• **What to produce**:
Leave out the pictures and copy everything else in the entries exactly.

Stored data entries
## Begin

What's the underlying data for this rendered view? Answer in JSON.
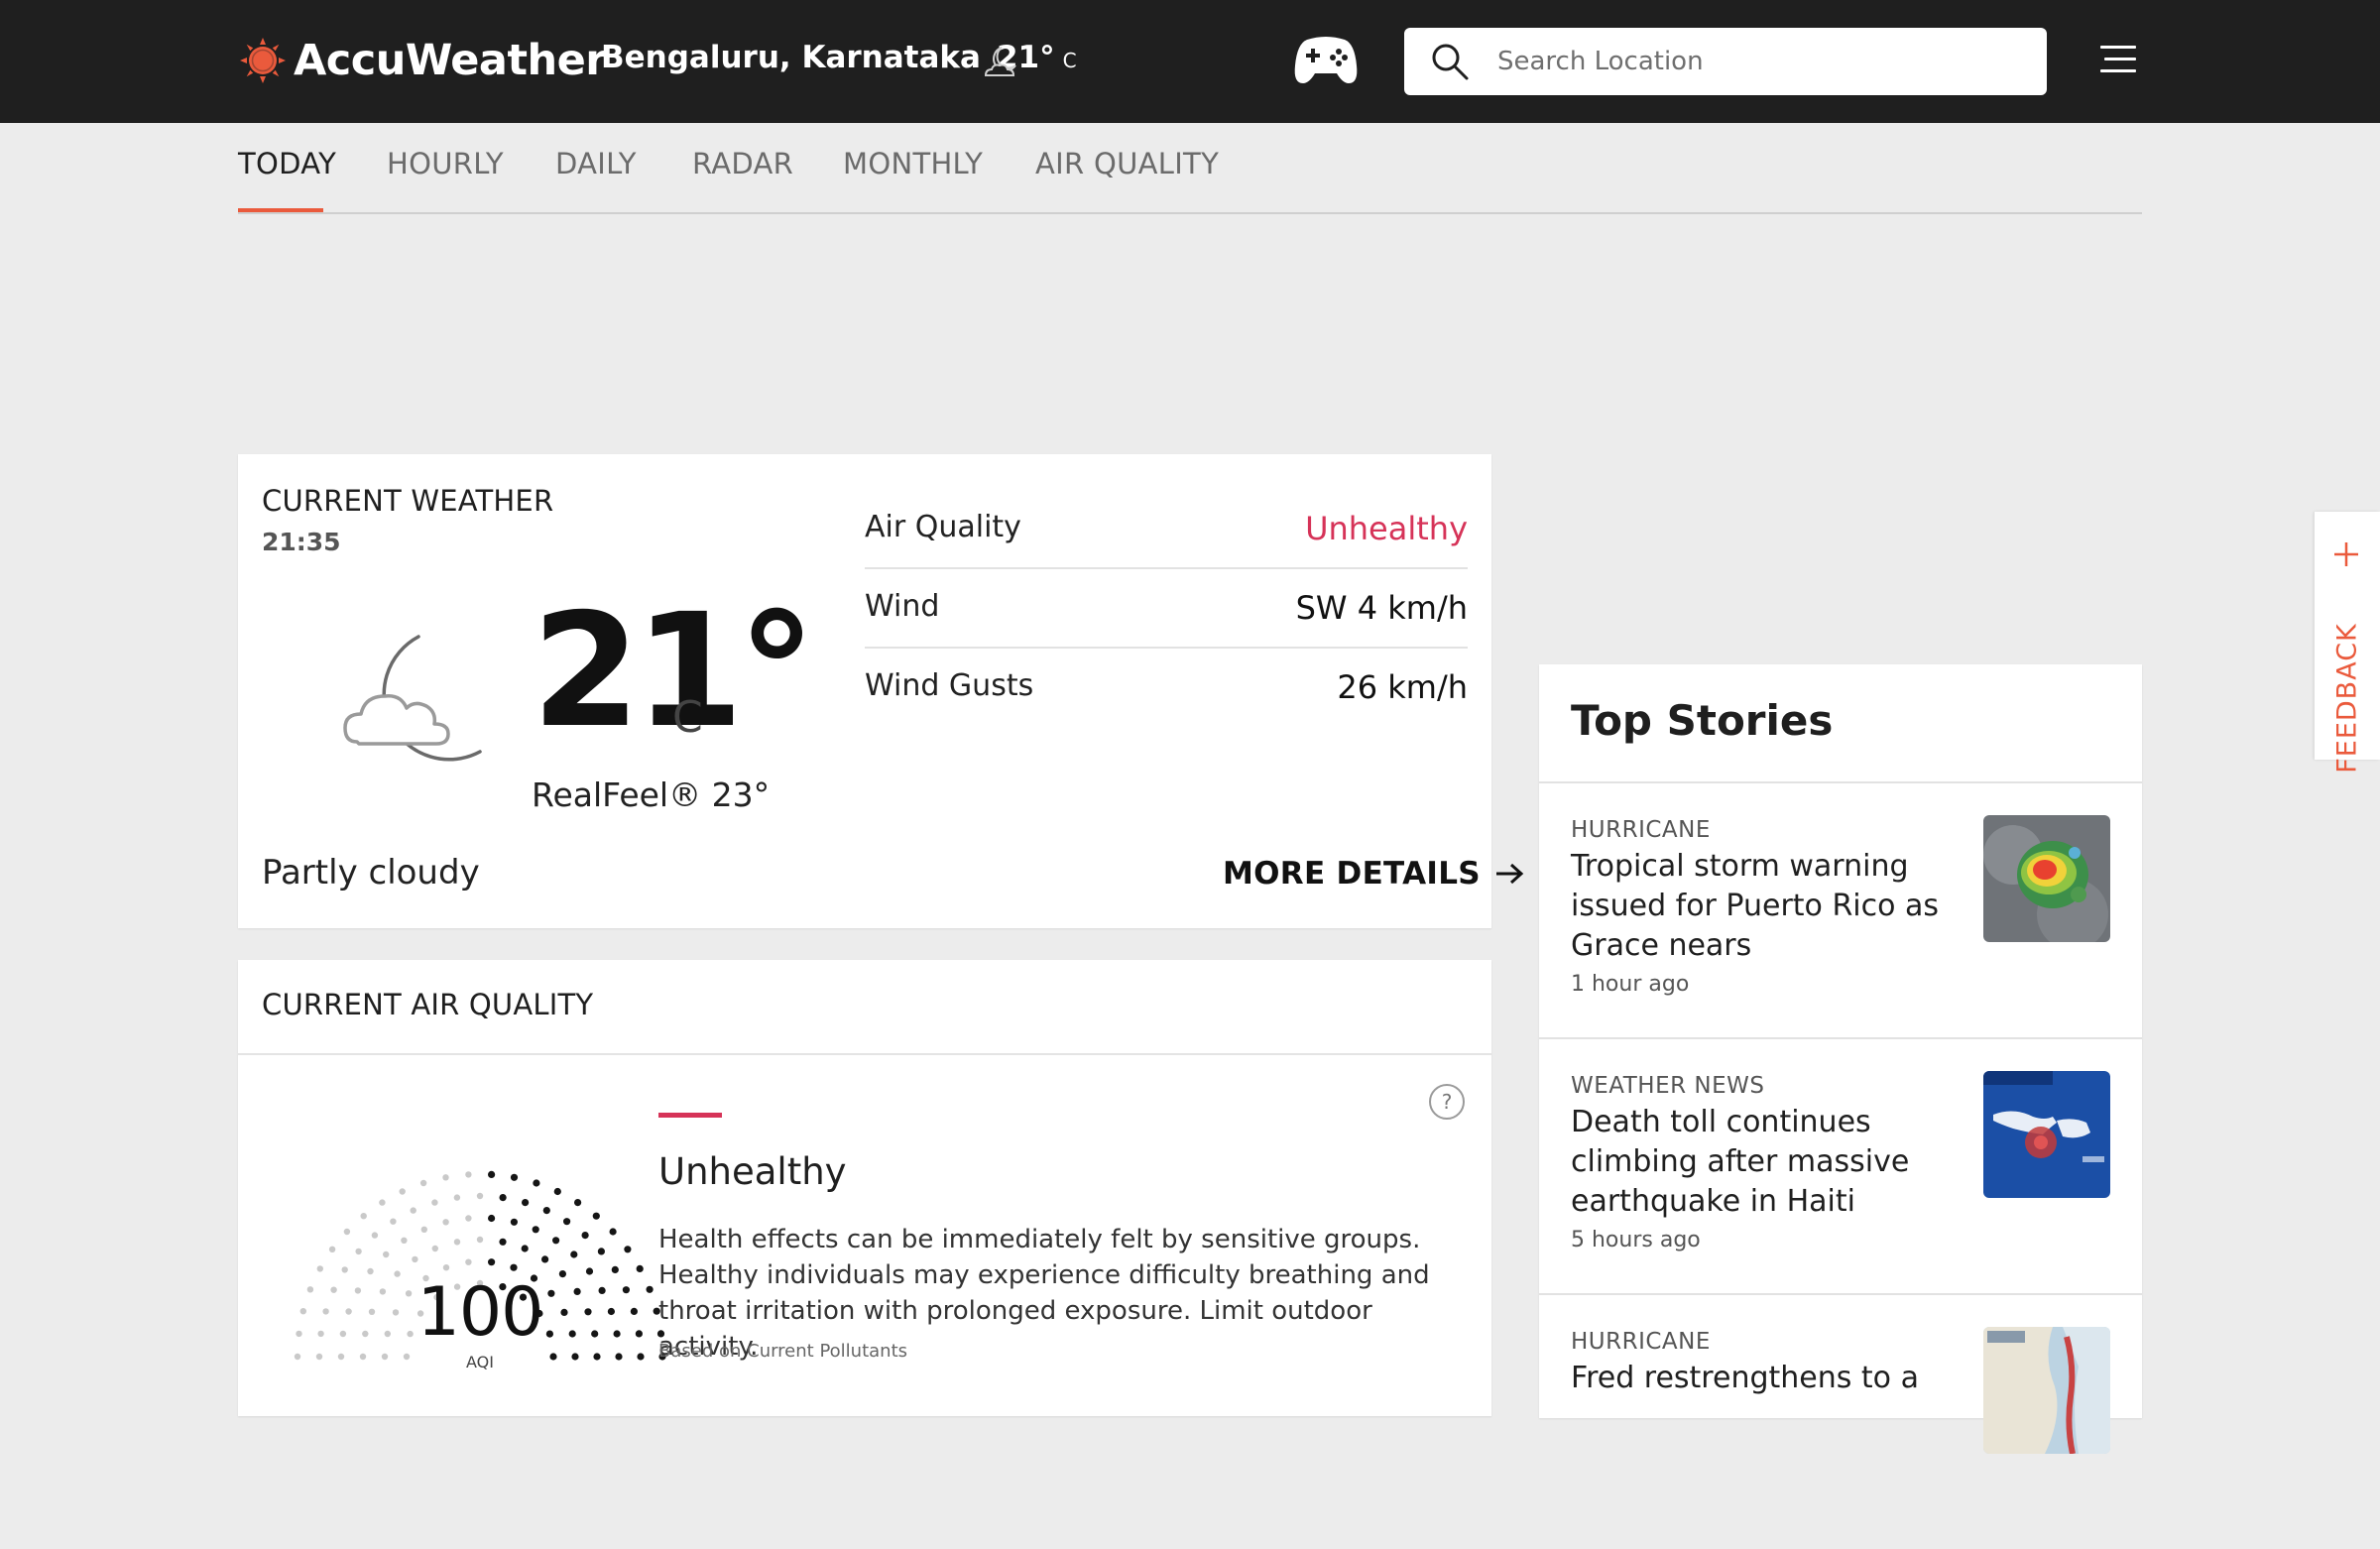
{
  "header": {
    "brand": "AccuWeather",
    "location": "Bengaluru, Karnataka",
    "temp": "21°",
    "unit": "C",
    "condition_icon": "moon-cloud-icon",
    "game_icon": "gamepad-icon",
    "search": {
      "placeholder": "Search Location",
      "value": ""
    },
    "menu_icon": "hamburger-menu-icon"
  },
  "nav": {
    "tabs": [
      {
        "label": "TODAY",
        "active": true
      },
      {
        "label": "HOURLY",
        "active": false
      },
      {
        "label": "DAILY",
        "active": false
      },
      {
        "label": "RADAR",
        "active": false
      },
      {
        "label": "MONTHLY",
        "active": false
      },
      {
        "label": "AIR QUALITY",
        "active": false
      }
    ],
    "accent_color": "#ea5a3c"
  },
  "current_weather": {
    "title": "CURRENT WEATHER",
    "time": "21:35",
    "icon": "partly-cloudy-night-icon",
    "temp": "21°",
    "unit": "C",
    "realfeel": "RealFeel® 23°",
    "phrase": "Partly cloudy",
    "details": [
      {
        "label": "Air Quality",
        "value": "Unhealthy",
        "status_color": "#d63358"
      },
      {
        "label": "Wind",
        "value": "SW 4 km/h"
      },
      {
        "label": "Wind Gusts",
        "value": "26 km/h"
      }
    ],
    "more_details": "MORE DETAILS"
  },
  "air_quality": {
    "title": "CURRENT AIR QUALITY",
    "aqi": "100",
    "aqi_label": "AQI",
    "category": "Unhealthy",
    "category_color": "#d63358",
    "description": "Health effects can be immediately felt by sensitive groups. Healthy individuals may experience difficulty breathing and throat irritation with prolonged exposure. Limit outdoor activity.",
    "note": "Based on Current Pollutants",
    "help_icon": "question-circle-icon"
  },
  "top_stories": {
    "title": "Top Stories",
    "items": [
      {
        "category": "HURRICANE",
        "title": "Tropical storm warning issued for Puerto Rico as Grace nears",
        "time": "1 hour ago",
        "thumb": "storm-radar-thumbnail"
      },
      {
        "category": "WEATHER NEWS",
        "title": "Death toll continues climbing after massive earthquake in Haiti",
        "time": "5 hours ago",
        "thumb": "haiti-map-thumbnail"
      },
      {
        "category": "HURRICANE",
        "title": "Fred restrengthens to a",
        "time": "",
        "thumb": "storm-track-map-thumbnail"
      }
    ]
  },
  "feedback": {
    "label": "FEEDBACK"
  }
}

## End

• **Solution**:
What's the underlying data for this rendered view? Answer in JSON.
{
  "header": {
    "brand": "AccuWeather",
    "location": "Bengaluru, Karnataka",
    "temp": "21°",
    "unit": "C",
    "condition_icon": "moon-cloud-icon",
    "game_icon": "gamepad-icon",
    "search": {
      "placeholder": "Search Location",
      "value": ""
    },
    "menu_icon": "hamburger-menu-icon"
  },
  "nav": {
    "tabs": [
      {
        "label": "TODAY",
        "active": true
      },
      {
        "label": "HOURLY",
        "active": false
      },
      {
        "label": "DAILY",
        "active": false
      },
      {
        "label": "RADAR",
        "active": false
      },
      {
        "label": "MONTHLY",
        "active": false
      },
      {
        "label": "AIR QUALITY",
        "active": false
      }
    ],
    "accent_color": "#ea5a3c"
  },
  "current_weather": {
    "title": "CURRENT WEATHER",
    "time": "21:35",
    "icon": "partly-cloudy-night-icon",
    "temp": "21°",
    "unit": "C",
    "realfeel": "RealFeel® 23°",
    "phrase": "Partly cloudy",
    "details": [
      {
        "label": "Air Quality",
        "value": "Unhealthy",
        "status_color": "#d63358"
      },
      {
        "label": "Wind",
        "value": "SW 4 km/h"
      },
      {
        "label": "Wind Gusts",
        "value": "26 km/h"
      }
    ],
    "more_details": "MORE DETAILS"
  },
  "air_quality": {
    "title": "CURRENT AIR QUALITY",
    "aqi": "100",
    "aqi_label": "AQI",
    "category": "Unhealthy",
    "category_color": "#d63358",
    "description": "Health effects can be immediately felt by sensitive groups. Healthy individuals may experience difficulty breathing and throat irritation with prolonged exposure. Limit outdoor activity.",
    "note": "Based on Current Pollutants",
    "help_icon": "question-circle-icon"
  },
  "top_stories": {
    "title": "Top Stories",
    "items": [
      {
        "category": "HURRICANE",
        "title": "Tropical storm warning issued for Puerto Rico as Grace nears",
        "time": "1 hour ago",
        "thumb": "storm-radar-thumbnail"
      },
      {
        "category": "WEATHER NEWS",
        "title": "Death toll continues climbing after massive earthquake in Haiti",
        "time": "5 hours ago",
        "thumb": "haiti-map-thumbnail"
      },
      {
        "category": "HURRICANE",
        "title": "Fred restrengthens to a",
        "time": "",
        "thumb": "storm-track-map-thumbnail"
      }
    ]
  },
  "feedback": {
    "label": "FEEDBACK"
  }
}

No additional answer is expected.